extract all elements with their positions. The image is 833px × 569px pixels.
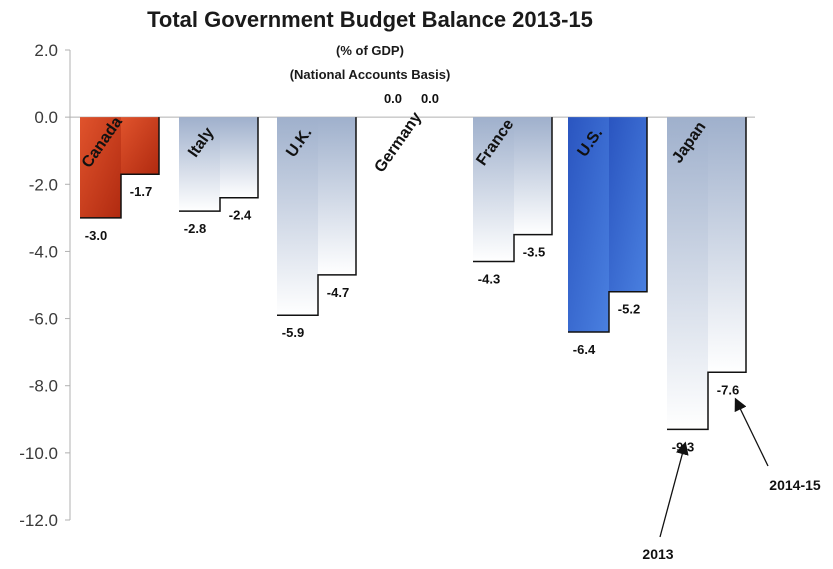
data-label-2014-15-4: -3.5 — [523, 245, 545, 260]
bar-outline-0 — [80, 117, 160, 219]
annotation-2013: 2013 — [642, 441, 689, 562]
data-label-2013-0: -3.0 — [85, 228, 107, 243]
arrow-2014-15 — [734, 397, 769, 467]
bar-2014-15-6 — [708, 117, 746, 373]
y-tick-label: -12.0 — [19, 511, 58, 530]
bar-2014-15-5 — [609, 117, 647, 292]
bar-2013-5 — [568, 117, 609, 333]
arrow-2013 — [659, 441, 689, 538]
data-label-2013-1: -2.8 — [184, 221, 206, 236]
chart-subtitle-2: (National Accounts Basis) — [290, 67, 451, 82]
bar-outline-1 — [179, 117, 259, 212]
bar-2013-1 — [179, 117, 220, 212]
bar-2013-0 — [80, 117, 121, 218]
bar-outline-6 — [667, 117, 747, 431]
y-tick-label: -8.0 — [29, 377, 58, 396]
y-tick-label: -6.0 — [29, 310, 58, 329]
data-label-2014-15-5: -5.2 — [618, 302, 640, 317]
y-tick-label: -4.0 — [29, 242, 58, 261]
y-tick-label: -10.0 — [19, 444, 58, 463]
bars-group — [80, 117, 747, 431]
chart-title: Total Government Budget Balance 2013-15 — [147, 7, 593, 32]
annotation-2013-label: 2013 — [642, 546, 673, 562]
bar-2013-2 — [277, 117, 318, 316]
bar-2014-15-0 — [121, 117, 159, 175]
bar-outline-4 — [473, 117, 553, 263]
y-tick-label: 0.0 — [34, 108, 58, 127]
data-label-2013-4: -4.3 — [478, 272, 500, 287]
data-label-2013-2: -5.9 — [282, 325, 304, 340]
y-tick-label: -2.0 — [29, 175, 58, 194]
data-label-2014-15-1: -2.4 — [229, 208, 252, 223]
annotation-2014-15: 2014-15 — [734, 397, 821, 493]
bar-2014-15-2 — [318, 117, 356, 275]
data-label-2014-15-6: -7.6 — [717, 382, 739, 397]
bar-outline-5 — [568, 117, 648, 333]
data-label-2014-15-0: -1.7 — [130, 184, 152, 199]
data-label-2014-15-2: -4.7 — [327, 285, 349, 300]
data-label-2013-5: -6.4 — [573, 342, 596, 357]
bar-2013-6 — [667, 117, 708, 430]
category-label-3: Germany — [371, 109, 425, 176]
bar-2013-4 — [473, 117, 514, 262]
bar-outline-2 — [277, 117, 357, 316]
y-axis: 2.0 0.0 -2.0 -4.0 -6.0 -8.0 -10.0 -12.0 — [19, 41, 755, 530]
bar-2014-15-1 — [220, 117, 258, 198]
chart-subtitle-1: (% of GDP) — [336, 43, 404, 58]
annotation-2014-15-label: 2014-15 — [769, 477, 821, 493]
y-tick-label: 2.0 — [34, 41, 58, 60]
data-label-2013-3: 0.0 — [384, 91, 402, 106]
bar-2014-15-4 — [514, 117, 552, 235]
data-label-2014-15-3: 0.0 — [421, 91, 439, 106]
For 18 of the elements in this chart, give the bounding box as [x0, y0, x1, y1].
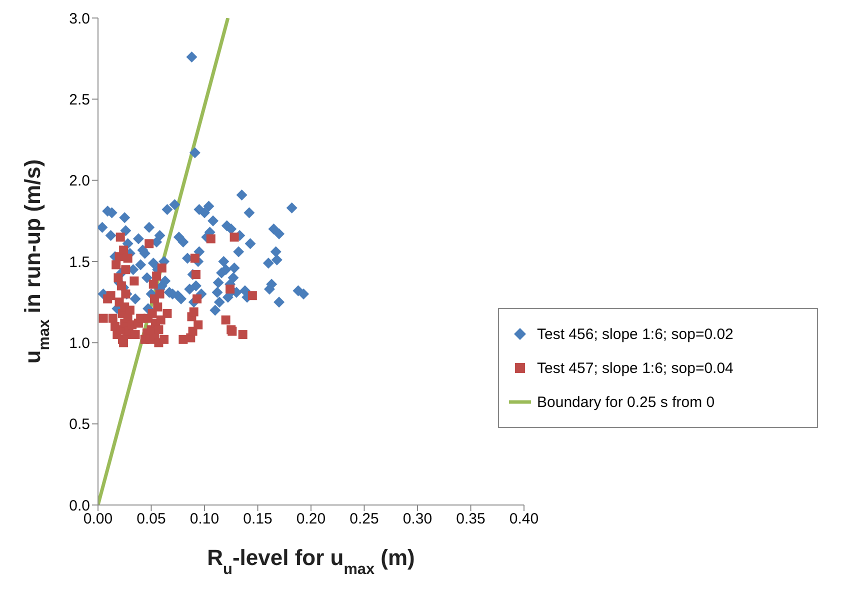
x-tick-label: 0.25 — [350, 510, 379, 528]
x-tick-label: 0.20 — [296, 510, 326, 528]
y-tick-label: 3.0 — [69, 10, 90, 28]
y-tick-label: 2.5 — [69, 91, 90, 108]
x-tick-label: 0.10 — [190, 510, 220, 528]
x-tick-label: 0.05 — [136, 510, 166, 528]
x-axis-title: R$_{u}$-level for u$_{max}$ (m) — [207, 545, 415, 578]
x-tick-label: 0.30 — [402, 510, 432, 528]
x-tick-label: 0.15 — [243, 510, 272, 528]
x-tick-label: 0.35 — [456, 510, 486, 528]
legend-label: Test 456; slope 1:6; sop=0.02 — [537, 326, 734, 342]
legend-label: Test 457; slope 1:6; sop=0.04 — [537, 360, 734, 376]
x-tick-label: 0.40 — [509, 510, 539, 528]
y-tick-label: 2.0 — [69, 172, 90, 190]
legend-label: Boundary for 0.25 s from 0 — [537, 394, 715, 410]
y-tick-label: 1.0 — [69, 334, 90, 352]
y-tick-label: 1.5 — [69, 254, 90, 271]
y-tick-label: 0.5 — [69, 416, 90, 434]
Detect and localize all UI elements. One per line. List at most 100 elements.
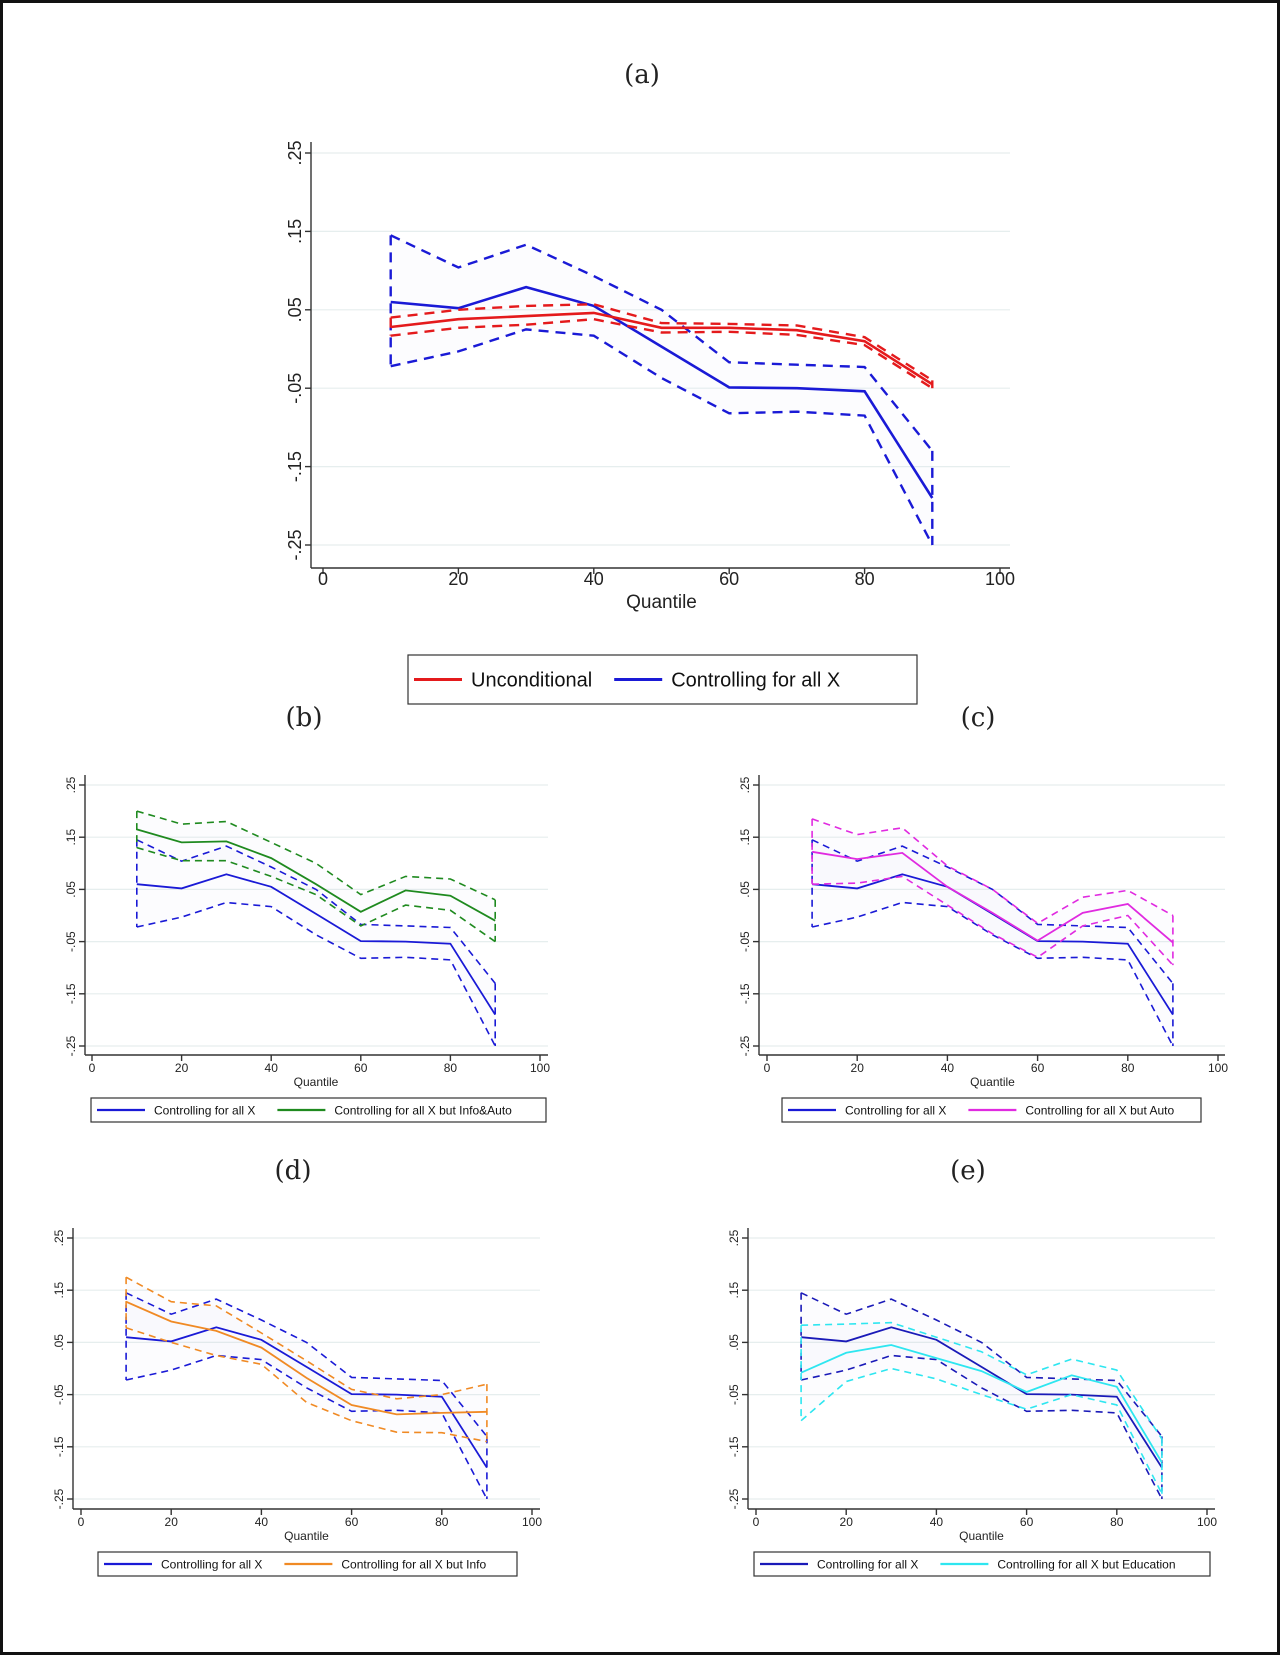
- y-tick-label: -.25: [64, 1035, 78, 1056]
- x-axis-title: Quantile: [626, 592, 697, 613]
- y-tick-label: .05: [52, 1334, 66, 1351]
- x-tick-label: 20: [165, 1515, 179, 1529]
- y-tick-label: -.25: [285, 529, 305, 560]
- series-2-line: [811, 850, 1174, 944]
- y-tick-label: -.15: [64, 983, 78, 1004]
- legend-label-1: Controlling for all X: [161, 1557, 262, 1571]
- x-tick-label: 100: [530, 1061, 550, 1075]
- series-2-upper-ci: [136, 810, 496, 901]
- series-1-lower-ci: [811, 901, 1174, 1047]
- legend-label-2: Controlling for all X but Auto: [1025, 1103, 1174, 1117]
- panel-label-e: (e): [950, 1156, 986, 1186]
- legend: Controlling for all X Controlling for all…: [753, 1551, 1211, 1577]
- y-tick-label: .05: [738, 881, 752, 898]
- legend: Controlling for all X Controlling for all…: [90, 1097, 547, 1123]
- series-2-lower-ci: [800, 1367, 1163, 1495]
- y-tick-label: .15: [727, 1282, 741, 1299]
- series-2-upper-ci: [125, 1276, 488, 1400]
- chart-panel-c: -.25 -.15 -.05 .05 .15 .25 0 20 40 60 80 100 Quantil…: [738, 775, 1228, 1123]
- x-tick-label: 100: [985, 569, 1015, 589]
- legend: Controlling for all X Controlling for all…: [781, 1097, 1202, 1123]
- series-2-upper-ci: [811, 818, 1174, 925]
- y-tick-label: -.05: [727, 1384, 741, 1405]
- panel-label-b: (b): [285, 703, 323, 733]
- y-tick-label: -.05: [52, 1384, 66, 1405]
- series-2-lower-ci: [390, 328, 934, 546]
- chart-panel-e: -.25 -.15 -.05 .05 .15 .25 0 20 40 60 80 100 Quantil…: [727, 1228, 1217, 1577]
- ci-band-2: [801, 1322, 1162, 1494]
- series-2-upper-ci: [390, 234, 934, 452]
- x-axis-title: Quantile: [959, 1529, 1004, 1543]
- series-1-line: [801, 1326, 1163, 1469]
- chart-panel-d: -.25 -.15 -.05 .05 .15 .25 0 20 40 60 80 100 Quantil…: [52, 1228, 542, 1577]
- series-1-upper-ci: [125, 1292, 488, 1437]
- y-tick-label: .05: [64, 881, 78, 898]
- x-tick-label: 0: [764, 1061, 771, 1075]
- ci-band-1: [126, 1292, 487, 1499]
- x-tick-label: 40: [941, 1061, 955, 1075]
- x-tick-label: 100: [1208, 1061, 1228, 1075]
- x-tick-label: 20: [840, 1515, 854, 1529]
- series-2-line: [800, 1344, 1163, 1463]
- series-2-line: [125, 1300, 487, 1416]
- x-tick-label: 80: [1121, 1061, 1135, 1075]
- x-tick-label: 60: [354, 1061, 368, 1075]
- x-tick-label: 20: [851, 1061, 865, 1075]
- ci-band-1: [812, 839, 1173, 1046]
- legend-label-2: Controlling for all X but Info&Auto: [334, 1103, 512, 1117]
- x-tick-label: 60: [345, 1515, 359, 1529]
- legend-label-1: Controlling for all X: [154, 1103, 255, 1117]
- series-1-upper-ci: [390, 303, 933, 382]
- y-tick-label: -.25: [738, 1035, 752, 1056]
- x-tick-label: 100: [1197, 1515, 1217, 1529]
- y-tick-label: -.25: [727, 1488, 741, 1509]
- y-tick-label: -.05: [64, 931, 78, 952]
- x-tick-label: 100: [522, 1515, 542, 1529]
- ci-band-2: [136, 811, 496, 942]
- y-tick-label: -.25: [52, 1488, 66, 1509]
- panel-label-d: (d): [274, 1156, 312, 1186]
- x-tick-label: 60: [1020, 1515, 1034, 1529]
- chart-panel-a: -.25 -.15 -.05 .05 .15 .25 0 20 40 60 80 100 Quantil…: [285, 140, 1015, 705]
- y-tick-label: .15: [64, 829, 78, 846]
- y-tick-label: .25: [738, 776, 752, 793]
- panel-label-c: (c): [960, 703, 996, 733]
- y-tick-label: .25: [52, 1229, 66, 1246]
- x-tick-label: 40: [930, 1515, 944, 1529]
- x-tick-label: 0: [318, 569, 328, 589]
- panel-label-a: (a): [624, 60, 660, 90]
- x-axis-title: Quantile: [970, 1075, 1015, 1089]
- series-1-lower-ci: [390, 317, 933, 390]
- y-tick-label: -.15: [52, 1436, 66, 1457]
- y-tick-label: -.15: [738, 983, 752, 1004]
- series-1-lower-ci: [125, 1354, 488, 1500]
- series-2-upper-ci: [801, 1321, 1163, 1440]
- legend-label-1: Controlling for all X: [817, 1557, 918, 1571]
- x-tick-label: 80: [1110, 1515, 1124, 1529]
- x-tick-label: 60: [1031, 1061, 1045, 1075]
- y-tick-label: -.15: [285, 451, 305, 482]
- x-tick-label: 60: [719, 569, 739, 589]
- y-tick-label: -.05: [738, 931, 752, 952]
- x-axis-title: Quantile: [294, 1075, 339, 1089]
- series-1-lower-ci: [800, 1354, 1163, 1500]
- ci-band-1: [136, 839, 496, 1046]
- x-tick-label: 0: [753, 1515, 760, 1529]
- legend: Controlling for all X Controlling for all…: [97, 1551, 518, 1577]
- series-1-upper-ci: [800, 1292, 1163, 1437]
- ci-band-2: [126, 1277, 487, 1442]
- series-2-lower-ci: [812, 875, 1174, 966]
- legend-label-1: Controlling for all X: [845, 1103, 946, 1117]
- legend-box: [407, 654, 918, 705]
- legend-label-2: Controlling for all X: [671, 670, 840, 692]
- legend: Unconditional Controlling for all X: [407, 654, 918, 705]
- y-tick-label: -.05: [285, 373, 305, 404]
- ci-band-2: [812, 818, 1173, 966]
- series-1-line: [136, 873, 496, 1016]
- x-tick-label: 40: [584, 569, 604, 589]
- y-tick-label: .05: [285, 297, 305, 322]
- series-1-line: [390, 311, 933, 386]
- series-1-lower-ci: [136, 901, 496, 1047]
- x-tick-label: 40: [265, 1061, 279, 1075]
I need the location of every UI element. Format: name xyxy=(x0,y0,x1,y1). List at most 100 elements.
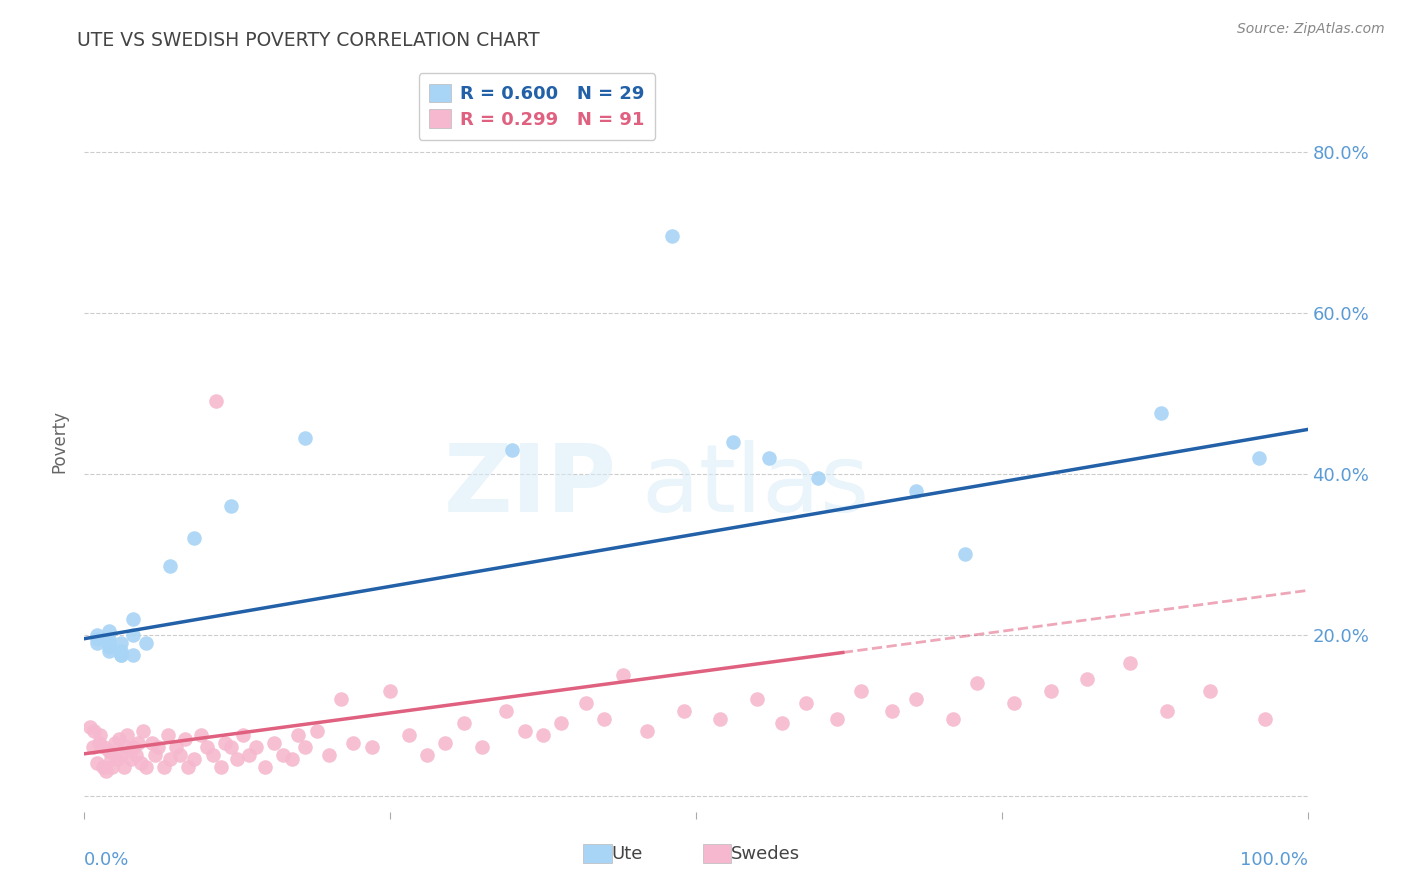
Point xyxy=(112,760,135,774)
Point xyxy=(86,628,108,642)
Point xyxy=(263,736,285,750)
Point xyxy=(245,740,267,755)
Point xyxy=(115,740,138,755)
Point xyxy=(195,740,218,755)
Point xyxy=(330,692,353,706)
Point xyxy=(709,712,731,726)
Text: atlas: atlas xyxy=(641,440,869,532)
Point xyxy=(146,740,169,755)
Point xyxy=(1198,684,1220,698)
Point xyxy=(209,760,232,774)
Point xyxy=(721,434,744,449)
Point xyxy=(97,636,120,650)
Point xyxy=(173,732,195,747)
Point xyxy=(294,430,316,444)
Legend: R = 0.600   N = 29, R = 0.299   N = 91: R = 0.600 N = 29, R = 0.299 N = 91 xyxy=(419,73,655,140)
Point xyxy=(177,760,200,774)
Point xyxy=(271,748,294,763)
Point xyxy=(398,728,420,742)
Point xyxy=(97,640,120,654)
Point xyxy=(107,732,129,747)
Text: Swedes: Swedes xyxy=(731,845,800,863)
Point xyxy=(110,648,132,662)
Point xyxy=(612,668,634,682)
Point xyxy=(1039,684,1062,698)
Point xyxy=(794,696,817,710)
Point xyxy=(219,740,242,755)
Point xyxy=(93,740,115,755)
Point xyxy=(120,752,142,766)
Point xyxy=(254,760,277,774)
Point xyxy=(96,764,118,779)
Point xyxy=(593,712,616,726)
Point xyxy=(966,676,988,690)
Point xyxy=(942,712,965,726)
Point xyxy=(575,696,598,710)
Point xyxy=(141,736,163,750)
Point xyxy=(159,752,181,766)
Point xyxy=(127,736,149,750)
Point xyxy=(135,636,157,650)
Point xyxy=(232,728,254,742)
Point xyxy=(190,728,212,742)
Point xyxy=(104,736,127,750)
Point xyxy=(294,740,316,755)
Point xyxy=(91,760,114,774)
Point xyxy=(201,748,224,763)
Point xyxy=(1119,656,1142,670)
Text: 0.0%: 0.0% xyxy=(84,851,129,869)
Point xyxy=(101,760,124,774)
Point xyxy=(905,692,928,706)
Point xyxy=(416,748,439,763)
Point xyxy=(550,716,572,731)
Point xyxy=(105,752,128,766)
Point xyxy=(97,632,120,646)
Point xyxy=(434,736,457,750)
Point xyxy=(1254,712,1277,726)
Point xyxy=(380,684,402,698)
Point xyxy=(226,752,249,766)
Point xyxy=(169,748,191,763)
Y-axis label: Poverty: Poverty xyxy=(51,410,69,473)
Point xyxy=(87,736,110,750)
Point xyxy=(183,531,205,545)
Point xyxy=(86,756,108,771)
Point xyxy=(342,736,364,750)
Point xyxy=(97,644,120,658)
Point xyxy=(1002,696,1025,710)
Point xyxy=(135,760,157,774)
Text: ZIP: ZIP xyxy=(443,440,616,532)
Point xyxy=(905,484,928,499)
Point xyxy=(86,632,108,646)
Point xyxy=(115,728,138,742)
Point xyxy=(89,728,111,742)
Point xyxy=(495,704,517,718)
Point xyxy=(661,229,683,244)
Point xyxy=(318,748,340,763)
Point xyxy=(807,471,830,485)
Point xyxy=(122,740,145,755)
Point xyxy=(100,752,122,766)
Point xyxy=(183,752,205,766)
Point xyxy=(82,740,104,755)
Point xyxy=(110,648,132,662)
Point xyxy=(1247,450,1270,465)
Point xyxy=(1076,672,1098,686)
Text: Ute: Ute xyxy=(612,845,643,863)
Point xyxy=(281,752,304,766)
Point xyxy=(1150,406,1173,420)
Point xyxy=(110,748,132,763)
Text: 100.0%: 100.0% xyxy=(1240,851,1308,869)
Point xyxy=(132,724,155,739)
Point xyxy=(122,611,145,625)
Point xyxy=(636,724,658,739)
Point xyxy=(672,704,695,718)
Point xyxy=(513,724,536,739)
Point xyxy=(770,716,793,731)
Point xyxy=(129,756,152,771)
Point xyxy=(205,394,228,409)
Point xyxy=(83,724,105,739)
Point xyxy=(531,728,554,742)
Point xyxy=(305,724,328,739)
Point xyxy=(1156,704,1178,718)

○ ○ ○ ○ ○

Could you give everything from "x-tick-label: 0.25 — [350, 510, 379, 528]" down to "Detect and localize" in the material again, with "legend-label" changed to "key-label" and nothing else altered?

== REPLY TO THE TASK ==
x-tick-label: 0.25 — [350, 510, 379, 528]
x-tick-label: 0.20 — [296, 510, 326, 528]
y-tick-label: 3.0 — [69, 10, 90, 28]
y-tick-label: 2.5 — [69, 91, 90, 108]
x-tick-label: 0.10 — [190, 510, 220, 528]
x-tick-label: 0.05 — [136, 510, 166, 528]
x-axis-title: R$_{u}$-level for u$_{max}$ (m) — [207, 545, 415, 578]
x-tick-label: 0.30 — [402, 510, 432, 528]
x-tick-label: 0.15 — [243, 510, 272, 528]
x-tick-label: 0.35 — [456, 510, 486, 528]
key-label: Test 456; slope 1:6; sop=0.02 — [537, 326, 734, 342]
key-label: Test 457; slope 1:6; sop=0.04 — [537, 360, 734, 376]
x-tick-label: 0.40 — [509, 510, 539, 528]
y-tick-label: 2.0 — [69, 172, 90, 190]
key-label: Boundary for 0.25 s from 0 — [537, 394, 715, 410]
y-tick-label: 1.0 — [69, 334, 90, 352]
y-tick-label: 1.5 — [69, 254, 90, 271]
y-tick-label: 0.5 — [69, 416, 90, 434]
Detect and localize all UI elements. One per line. List at most 100 elements.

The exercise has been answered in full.